▸ Available data
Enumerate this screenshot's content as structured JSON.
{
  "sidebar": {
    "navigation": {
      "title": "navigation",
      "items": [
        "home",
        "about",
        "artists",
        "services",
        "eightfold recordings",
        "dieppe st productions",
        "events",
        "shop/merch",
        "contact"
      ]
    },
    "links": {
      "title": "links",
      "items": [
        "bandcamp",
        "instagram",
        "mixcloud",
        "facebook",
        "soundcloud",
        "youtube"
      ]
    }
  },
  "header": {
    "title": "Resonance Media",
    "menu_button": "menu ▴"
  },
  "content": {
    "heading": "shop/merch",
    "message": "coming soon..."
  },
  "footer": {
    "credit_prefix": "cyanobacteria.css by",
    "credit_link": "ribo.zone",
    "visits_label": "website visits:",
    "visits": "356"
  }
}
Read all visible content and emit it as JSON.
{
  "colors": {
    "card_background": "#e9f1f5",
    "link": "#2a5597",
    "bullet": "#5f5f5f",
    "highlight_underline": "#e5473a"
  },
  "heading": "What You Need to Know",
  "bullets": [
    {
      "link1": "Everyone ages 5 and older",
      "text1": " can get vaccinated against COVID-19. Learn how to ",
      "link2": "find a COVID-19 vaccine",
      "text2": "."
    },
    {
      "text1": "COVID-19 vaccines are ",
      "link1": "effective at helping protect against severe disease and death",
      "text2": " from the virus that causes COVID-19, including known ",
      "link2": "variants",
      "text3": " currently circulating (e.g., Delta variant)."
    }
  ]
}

▸ Task details
Answer with the exact lines running from the one that contains "Read all visible content and emit it as JSON." through the last line of the data. Include no other line.

▸ Solution
Read all visible content and emit it as JSON.
{
  "colors": {
    "card_background": "#e9f1f5",
    "link": "#2a5597",
    "bullet": "#5f5f5f",
    "highlight_underline": "#e5473a"
  },
  "heading": "What You Need to Know",
  "bullets": [
    {
      "link1": "Everyone ages 5 and older",
      "text1": " can get vaccinated against COVID-19. Learn how to ",
      "link2": "find a COVID-19 vaccine",
      "text2": "."
    },
    {
      "text1": "COVID-19 vaccines are ",
      "link1": "effective at helping protect against severe disease and death",
      "text2": " from the virus that causes COVID-19, including known ",
      "link2": "variants",
      "text3": " currently circulating (e.g., Delta variant)."
    }
  ]
}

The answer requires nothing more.